Aim of the exercise:
Reproduce all of the data word for word.

** start of Supplied material **

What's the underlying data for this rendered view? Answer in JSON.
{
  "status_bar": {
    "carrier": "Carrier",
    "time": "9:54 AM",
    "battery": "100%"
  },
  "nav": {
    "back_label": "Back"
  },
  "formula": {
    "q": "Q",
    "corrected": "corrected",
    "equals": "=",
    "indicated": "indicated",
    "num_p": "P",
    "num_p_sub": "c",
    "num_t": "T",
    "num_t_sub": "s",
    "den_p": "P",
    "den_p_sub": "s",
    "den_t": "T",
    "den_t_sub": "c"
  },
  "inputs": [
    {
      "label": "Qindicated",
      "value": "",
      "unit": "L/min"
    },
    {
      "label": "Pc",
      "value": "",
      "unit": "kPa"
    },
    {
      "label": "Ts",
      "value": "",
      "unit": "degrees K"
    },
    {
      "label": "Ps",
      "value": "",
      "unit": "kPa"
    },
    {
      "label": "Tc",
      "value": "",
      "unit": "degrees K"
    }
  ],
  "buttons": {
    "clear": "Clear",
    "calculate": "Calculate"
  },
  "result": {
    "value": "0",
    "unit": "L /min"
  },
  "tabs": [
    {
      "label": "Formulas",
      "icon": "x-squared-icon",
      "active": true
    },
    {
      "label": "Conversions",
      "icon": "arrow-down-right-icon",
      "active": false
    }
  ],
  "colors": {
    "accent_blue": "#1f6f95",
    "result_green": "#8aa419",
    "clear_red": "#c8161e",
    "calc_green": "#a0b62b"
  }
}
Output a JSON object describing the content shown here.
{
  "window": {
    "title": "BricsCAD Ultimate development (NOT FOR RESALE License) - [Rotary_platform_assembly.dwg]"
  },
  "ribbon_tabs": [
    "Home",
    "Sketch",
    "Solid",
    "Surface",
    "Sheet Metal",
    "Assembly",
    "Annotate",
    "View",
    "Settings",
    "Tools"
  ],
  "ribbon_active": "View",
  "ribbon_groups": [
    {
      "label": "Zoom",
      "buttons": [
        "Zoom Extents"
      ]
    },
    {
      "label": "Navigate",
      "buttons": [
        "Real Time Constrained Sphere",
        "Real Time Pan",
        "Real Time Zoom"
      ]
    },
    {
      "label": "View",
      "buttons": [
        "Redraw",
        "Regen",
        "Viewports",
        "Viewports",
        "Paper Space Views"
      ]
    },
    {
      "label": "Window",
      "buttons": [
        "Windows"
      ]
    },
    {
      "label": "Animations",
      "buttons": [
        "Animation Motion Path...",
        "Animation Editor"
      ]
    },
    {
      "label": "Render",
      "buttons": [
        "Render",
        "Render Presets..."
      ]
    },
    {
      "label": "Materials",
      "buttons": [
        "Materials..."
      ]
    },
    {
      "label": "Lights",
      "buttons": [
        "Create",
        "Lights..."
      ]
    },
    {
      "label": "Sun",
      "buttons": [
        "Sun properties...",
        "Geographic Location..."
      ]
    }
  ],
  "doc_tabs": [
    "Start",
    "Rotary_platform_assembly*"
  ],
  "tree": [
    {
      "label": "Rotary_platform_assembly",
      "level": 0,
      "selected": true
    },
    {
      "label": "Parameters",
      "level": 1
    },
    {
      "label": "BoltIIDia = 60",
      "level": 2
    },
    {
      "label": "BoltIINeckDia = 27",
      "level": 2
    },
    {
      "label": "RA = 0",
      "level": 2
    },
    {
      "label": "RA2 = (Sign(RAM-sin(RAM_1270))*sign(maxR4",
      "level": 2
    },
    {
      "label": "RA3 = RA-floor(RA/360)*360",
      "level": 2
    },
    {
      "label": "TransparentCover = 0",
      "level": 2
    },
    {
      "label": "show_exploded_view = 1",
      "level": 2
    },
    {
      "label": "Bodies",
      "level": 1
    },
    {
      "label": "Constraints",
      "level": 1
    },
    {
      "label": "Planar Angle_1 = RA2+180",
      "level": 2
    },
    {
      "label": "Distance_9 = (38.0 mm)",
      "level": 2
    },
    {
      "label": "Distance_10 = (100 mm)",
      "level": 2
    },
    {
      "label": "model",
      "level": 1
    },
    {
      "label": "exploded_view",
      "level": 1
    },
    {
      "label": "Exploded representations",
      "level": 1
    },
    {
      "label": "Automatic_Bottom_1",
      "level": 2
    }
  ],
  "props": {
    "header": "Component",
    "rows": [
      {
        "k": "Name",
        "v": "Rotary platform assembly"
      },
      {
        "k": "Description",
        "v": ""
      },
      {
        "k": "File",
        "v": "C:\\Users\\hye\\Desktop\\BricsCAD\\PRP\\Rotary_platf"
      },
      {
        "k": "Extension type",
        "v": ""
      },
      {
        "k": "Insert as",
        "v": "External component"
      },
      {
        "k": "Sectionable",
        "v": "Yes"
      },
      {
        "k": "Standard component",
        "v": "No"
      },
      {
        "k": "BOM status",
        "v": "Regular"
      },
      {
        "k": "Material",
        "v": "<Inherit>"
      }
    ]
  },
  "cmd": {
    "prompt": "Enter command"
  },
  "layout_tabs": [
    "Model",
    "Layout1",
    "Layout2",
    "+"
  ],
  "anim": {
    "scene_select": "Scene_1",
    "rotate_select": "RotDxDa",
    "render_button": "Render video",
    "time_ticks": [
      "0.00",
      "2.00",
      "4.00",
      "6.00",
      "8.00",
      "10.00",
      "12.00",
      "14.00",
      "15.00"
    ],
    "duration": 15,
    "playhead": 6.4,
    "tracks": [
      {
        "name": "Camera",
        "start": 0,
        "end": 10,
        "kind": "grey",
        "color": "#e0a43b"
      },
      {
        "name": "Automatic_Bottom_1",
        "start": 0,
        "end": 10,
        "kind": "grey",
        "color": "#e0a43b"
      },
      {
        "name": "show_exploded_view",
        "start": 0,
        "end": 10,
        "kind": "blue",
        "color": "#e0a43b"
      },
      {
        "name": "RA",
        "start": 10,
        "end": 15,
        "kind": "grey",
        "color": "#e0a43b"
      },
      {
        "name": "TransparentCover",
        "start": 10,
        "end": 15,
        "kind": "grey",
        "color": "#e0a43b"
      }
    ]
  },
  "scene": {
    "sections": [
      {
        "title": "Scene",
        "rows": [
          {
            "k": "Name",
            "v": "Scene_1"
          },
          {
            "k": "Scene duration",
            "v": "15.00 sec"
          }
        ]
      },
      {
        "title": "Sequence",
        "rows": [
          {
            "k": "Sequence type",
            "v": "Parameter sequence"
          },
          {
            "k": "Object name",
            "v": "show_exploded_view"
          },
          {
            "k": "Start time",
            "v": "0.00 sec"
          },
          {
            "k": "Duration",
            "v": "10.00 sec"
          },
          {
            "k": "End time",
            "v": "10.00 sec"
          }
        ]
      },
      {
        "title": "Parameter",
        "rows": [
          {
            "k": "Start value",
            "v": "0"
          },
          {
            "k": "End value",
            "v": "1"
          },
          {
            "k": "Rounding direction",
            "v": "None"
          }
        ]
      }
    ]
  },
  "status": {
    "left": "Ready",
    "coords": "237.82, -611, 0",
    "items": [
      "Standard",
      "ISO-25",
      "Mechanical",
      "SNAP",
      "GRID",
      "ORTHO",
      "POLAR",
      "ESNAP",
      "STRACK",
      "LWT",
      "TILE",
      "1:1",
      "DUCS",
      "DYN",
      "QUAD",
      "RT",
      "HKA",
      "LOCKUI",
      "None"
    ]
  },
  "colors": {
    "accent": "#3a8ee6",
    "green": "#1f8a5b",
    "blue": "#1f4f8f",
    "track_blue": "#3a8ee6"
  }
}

** end of Supplied material **

Exercise answer:
What's the underlying data for this rendered view? Answer in JSON.
{
  "status_bar": {
    "carrier": "Carrier",
    "time": "9:54 AM",
    "battery": "100%"
  },
  "nav": {
    "back_label": "Back"
  },
  "formula": {
    "q": "Q",
    "corrected": "corrected",
    "equals": "=",
    "indicated": "indicated",
    "num_p": "P",
    "num_p_sub": "c",
    "num_t": "T",
    "num_t_sub": "s",
    "den_p": "P",
    "den_p_sub": "s",
    "den_t": "T",
    "den_t_sub": "c"
  },
  "inputs": [
    {
      "label": "Qindicated",
      "value": "",
      "unit": "L/min"
    },
    {
      "label": "Pc",
      "value": "",
      "unit": "kPa"
    },
    {
      "label": "Ts",
      "value": "",
      "unit": "degrees K"
    },
    {
      "label": "Ps",
      "value": "",
      "unit": "kPa"
    },
    {
      "label": "Tc",
      "value": "",
      "unit": "degrees K"
    }
  ],
  "buttons": {
    "clear": "Clear",
    "calculate": "Calculate"
  },
  "result": {
    "value": "0",
    "unit": "L /min"
  },
  "tabs": [
    {
      "label": "Formulas",
      "icon": "x-squared-icon",
      "active": true
    },
    {
      "label": "Conversions",
      "icon": "arrow-down-right-icon",
      "active": false
    }
  ],
  "colors": {
    "accent_blue": "#1f6f95",
    "result_green": "#8aa419",
    "clear_red": "#c8161e",
    "calc_green": "#a0b62b"
  }
}
Output a JSON object describing the content shown here.
{
  "window": {
    "title": "BricsCAD Ultimate development (NOT FOR RESALE License) - [Rotary_platform_assembly.dwg]"
  },
  "ribbon_tabs": [
    "Home",
    "Sketch",
    "Solid",
    "Surface",
    "Sheet Metal",
    "Assembly",
    "Annotate",
    "View",
    "Settings",
    "Tools"
  ],
  "ribbon_active": "View",
  "ribbon_groups": [
    {
      "label": "Zoom",
      "buttons": [
        "Zoom Extents"
      ]
    },
    {
      "label": "Navigate",
      "buttons": [
        "Real Time Constrained Sphere",
        "Real Time Pan",
        "Real Time Zoom"
      ]
    },
    {
      "label": "View",
      "buttons": [
        "Redraw",
        "Regen",
        "Viewports",
        "Viewports",
        "Paper Space Views"
      ]
    },
    {
      "label": "Window",
      "buttons": [
        "Windows"
      ]
    },
    {
      "label": "Animations",
      "buttons": [
        "Animation Motion Path...",
        "Animation Editor"
      ]
    },
    {
      "label": "Render",
      "buttons": [
        "Render",
        "Render Presets..."
      ]
    },
    {
      "label": "Materials",
      "buttons": [
        "Materials..."
      ]
    },
    {
      "label": "Lights",
      "buttons": [
        "Create",
        "Lights..."
      ]
    },
    {
      "label": "Sun",
      "buttons": [
        "Sun properties...",
        "Geographic Location..."
      ]
    }
  ],
  "doc_tabs": [
    "Start",
    "Rotary_platform_assembly*"
  ],
  "tree": [
    {
      "label": "Rotary_platform_assembly",
      "level": 0,
      "selected": true
    },
    {
      "label": "Parameters",
      "level": 1
    },
    {
      "label": "BoltIIDia = 60",
      "level": 2
    },
    {
      "label": "BoltIINeckDia = 27",
      "level": 2
    },
    {
      "label": "RA = 0",
      "level": 2
    },
    {
      "label": "RA2 = (Sign(RAM-sin(RAM_1270))*sign(maxR4",
      "level": 2
    },
    {
      "label": "RA3 = RA-floor(RA/360)*360",
      "level": 2
    },
    {
      "label": "TransparentCover = 0",
      "level": 2
    },
    {
      "label": "show_exploded_view = 1",
      "level": 2
    },
    {
      "label": "Bodies",
      "level": 1
    },
    {
      "label": "Constraints",
      "level": 1
    },
    {
      "label": "Planar Angle_1 = RA2+180",
      "level": 2
    },
    {
      "label": "Distance_9 = (38.0 mm)",
      "level": 2
    },
    {
      "label": "Distance_10 = (100 mm)",
      "level": 2
    },
    {
      "label": "model",
      "level": 1
    },
    {
      "label": "exploded_view",
      "level": 1
    },
    {
      "label": "Exploded representations",
      "level": 1
    },
    {
      "label": "Automatic_Bottom_1",
      "level": 2
    }
  ],
  "props": {
    "header": "Component",
    "rows": [
      {
        "k": "Name",
        "v": "Rotary platform assembly"
      },
      {
        "k": "Description",
        "v": ""
      },
      {
        "k": "File",
        "v": "C:\\Users\\hye\\Desktop\\BricsCAD\\PRP\\Rotary_platf"
      },
      {
        "k": "Extension type",
        "v": ""
      },
      {
        "k": "Insert as",
        "v": "External component"
      },
      {
        "k": "Sectionable",
        "v": "Yes"
      },
      {
        "k": "Standard component",
        "v": "No"
      },
      {
        "k": "BOM status",
        "v": "Regular"
      },
      {
        "k": "Material",
        "v": "<Inherit>"
      }
    ]
  },
  "cmd": {
    "prompt": "Enter command"
  },
  "layout_tabs": [
    "Model",
    "Layout1",
    "Layout2",
    "+"
  ],
  "anim": {
    "scene_select": "Scene_1",
    "rotate_select": "RotDxDa",
    "render_button": "Render video",
    "time_ticks": [
      "0.00",
      "2.00",
      "4.00",
      "6.00",
      "8.00",
      "10.00",
      "12.00",
      "14.00",
      "15.00"
    ],
    "duration": 15,
    "playhead": 6.4,
    "tracks": [
      {
        "name": "Camera",
        "start": 0,
        "end": 10,
        "kind": "grey",
        "color": "#e0a43b"
      },
      {
        "name": "Automatic_Bottom_1",
        "start": 0,
        "end": 10,
        "kind": "grey",
        "color": "#e0a43b"
      },
      {
        "name": "show_exploded_view",
        "start": 0,
        "end": 10,
        "kind": "blue",
        "color": "#e0a43b"
      },
      {
        "name": "RA",
        "start": 10,
        "end": 15,
        "kind": "grey",
        "color": "#e0a43b"
      },
      {
        "name": "TransparentCover",
        "start": 10,
        "end": 15,
        "kind": "grey",
        "color": "#e0a43b"
      }
    ]
  },
  "scene": {
    "sections": [
      {
        "title": "Scene",
        "rows": [
          {
            "k": "Name",
            "v": "Scene_1"
          },
          {
            "k": "Scene duration",
            "v": "15.00 sec"
          }
        ]
      },
      {
        "title": "Sequence",
        "rows": [
          {
            "k": "Sequence type",
            "v": "Parameter sequence"
          },
          {
            "k": "Object name",
            "v": "show_exploded_view"
          },
          {
            "k": "Start time",
            "v": "0.00 sec"
          },
          {
            "k": "Duration",
            "v": "10.00 sec"
          },
          {
            "k": "End time",
            "v": "10.00 sec"
          }
        ]
      },
      {
        "title": "Parameter",
        "rows": [
          {
            "k": "Start value",
            "v": "0"
          },
          {
            "k": "End value",
            "v": "1"
          },
          {
            "k": "Rounding direction",
            "v": "None"
          }
        ]
      }
    ]
  },
  "status": {
    "left": "Ready",
    "coords": "237.82, -611, 0",
    "items": [
      "Standard",
      "ISO-25",
      "Mechanical",
      "SNAP",
      "GRID",
      "ORTHO",
      "POLAR",
      "ESNAP",
      "STRACK",
      "LWT",
      "TILE",
      "1:1",
      "DUCS",
      "DYN",
      "QUAD",
      "RT",
      "HKA",
      "LOCKUI",
      "None"
    ]
  },
  "colors": {
    "accent": "#3a8ee6",
    "green": "#1f8a5b",
    "blue": "#1f4f8f",
    "track_blue": "#3a8ee6"
  }
}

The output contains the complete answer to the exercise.